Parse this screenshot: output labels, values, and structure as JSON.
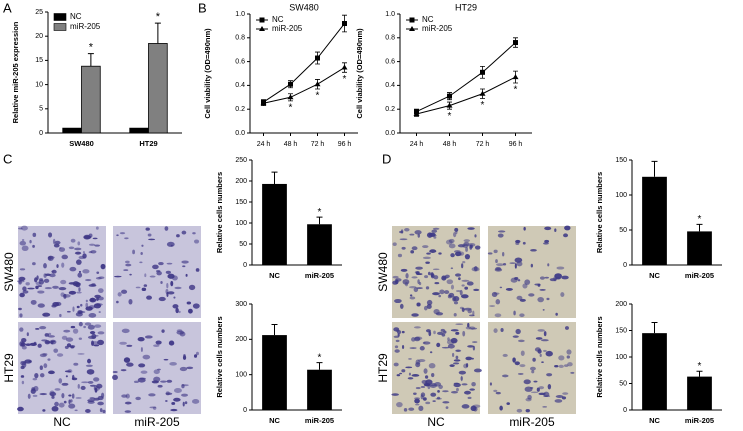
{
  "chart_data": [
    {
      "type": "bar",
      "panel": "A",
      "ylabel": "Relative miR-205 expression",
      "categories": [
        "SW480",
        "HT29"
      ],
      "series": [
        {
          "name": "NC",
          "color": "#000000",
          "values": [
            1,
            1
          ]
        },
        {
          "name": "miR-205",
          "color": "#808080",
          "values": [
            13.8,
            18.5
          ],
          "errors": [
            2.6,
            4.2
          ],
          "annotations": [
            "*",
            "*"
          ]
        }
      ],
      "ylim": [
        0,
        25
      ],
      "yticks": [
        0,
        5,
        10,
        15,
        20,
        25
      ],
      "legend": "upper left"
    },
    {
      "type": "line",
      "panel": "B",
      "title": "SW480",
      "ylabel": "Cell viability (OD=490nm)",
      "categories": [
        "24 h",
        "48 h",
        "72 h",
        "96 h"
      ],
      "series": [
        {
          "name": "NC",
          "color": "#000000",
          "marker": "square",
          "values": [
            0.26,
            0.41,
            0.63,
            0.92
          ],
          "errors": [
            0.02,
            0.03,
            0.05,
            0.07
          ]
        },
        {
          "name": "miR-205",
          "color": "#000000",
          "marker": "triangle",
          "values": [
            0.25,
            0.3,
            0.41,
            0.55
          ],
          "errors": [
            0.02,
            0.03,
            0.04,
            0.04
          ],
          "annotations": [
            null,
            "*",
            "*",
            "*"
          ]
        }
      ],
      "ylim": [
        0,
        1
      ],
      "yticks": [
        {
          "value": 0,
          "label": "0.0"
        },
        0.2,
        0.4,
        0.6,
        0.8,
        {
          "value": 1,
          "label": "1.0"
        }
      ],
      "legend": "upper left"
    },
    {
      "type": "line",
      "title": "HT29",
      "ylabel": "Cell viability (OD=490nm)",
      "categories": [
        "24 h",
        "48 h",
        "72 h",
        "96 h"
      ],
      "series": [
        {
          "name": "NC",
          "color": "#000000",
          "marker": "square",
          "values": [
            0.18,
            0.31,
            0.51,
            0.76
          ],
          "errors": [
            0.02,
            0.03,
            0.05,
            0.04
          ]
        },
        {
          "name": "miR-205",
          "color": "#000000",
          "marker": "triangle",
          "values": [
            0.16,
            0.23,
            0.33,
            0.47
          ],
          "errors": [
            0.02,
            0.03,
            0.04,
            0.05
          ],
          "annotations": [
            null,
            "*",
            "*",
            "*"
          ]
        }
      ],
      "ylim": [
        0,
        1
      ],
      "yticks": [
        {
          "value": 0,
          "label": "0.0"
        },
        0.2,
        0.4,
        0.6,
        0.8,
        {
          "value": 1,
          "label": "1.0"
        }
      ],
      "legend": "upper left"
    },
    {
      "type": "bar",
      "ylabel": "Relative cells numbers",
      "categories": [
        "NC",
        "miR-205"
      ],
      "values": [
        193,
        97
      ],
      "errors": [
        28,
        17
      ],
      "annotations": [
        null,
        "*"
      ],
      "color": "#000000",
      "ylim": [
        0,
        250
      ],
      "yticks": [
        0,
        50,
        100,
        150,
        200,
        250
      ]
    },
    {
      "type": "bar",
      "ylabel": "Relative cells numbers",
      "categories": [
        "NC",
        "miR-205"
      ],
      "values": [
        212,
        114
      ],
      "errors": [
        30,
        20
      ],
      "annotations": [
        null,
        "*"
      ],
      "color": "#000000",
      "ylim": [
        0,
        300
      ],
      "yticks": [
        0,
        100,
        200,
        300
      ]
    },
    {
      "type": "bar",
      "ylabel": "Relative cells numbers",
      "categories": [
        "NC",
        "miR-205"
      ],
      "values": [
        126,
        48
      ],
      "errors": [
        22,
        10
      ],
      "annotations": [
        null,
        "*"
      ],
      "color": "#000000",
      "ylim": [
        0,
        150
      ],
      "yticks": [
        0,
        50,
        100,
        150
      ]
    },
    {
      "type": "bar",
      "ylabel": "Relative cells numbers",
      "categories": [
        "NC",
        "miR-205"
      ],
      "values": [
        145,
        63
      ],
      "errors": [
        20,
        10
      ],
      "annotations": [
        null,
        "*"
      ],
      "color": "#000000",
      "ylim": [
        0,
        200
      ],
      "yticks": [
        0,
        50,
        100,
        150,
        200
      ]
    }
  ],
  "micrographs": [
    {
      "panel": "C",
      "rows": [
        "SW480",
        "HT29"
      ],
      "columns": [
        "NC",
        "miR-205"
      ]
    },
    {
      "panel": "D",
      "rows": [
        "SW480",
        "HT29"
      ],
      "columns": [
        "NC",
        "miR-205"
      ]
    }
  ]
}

◆ Work instruction ◆
Each record above must be retyped exactly as given, with the images excluded.

◆ Solution to the problem ◆
Parse this screenshot: output labels, values, and structure as JSON.
{
  "chart_data": [
    {
      "type": "bar",
      "panel": "A",
      "ylabel": "Relative miR-205 expression",
      "categories": [
        "SW480",
        "HT29"
      ],
      "series": [
        {
          "name": "NC",
          "color": "#000000",
          "values": [
            1,
            1
          ]
        },
        {
          "name": "miR-205",
          "color": "#808080",
          "values": [
            13.8,
            18.5
          ],
          "errors": [
            2.6,
            4.2
          ],
          "annotations": [
            "*",
            "*"
          ]
        }
      ],
      "ylim": [
        0,
        25
      ],
      "yticks": [
        0,
        5,
        10,
        15,
        20,
        25
      ],
      "legend": "upper left"
    },
    {
      "type": "line",
      "panel": "B",
      "title": "SW480",
      "ylabel": "Cell viability (OD=490nm)",
      "categories": [
        "24 h",
        "48 h",
        "72 h",
        "96 h"
      ],
      "series": [
        {
          "name": "NC",
          "color": "#000000",
          "marker": "square",
          "values": [
            0.26,
            0.41,
            0.63,
            0.92
          ],
          "errors": [
            0.02,
            0.03,
            0.05,
            0.07
          ]
        },
        {
          "name": "miR-205",
          "color": "#000000",
          "marker": "triangle",
          "values": [
            0.25,
            0.3,
            0.41,
            0.55
          ],
          "errors": [
            0.02,
            0.03,
            0.04,
            0.04
          ],
          "annotations": [
            null,
            "*",
            "*",
            "*"
          ]
        }
      ],
      "ylim": [
        0,
        1
      ],
      "yticks": [
        {
          "value": 0,
          "label": "0.0"
        },
        0.2,
        0.4,
        0.6,
        0.8,
        {
          "value": 1,
          "label": "1.0"
        }
      ],
      "legend": "upper left"
    },
    {
      "type": "line",
      "title": "HT29",
      "ylabel": "Cell viability (OD=490nm)",
      "categories": [
        "24 h",
        "48 h",
        "72 h",
        "96 h"
      ],
      "series": [
        {
          "name": "NC",
          "color": "#000000",
          "marker": "square",
          "values": [
            0.18,
            0.31,
            0.51,
            0.76
          ],
          "errors": [
            0.02,
            0.03,
            0.05,
            0.04
          ]
        },
        {
          "name": "miR-205",
          "color": "#000000",
          "marker": "triangle",
          "values": [
            0.16,
            0.23,
            0.33,
            0.47
          ],
          "errors": [
            0.02,
            0.03,
            0.04,
            0.05
          ],
          "annotations": [
            null,
            "*",
            "*",
            "*"
          ]
        }
      ],
      "ylim": [
        0,
        1
      ],
      "yticks": [
        {
          "value": 0,
          "label": "0.0"
        },
        0.2,
        0.4,
        0.6,
        0.8,
        {
          "value": 1,
          "label": "1.0"
        }
      ],
      "legend": "upper left"
    },
    {
      "type": "bar",
      "ylabel": "Relative cells numbers",
      "categories": [
        "NC",
        "miR-205"
      ],
      "values": [
        193,
        97
      ],
      "errors": [
        28,
        17
      ],
      "annotations": [
        null,
        "*"
      ],
      "color": "#000000",
      "ylim": [
        0,
        250
      ],
      "yticks": [
        0,
        50,
        100,
        150,
        200,
        250
      ]
    },
    {
      "type": "bar",
      "ylabel": "Relative cells numbers",
      "categories": [
        "NC",
        "miR-205"
      ],
      "values": [
        212,
        114
      ],
      "errors": [
        30,
        20
      ],
      "annotations": [
        null,
        "*"
      ],
      "color": "#000000",
      "ylim": [
        0,
        300
      ],
      "yticks": [
        0,
        100,
        200,
        300
      ]
    },
    {
      "type": "bar",
      "ylabel": "Relative cells numbers",
      "categories": [
        "NC",
        "miR-205"
      ],
      "values": [
        126,
        48
      ],
      "errors": [
        22,
        10
      ],
      "annotations": [
        null,
        "*"
      ],
      "color": "#000000",
      "ylim": [
        0,
        150
      ],
      "yticks": [
        0,
        50,
        100,
        150
      ]
    },
    {
      "type": "bar",
      "ylabel": "Relative cells numbers",
      "categories": [
        "NC",
        "miR-205"
      ],
      "values": [
        145,
        63
      ],
      "errors": [
        20,
        10
      ],
      "annotations": [
        null,
        "*"
      ],
      "color": "#000000",
      "ylim": [
        0,
        200
      ],
      "yticks": [
        0,
        50,
        100,
        150,
        200
      ]
    }
  ],
  "micrographs": [
    {
      "panel": "C",
      "rows": [
        "SW480",
        "HT29"
      ],
      "columns": [
        "NC",
        "miR-205"
      ]
    },
    {
      "panel": "D",
      "rows": [
        "SW480",
        "HT29"
      ],
      "columns": [
        "NC",
        "miR-205"
      ]
    }
  ]
}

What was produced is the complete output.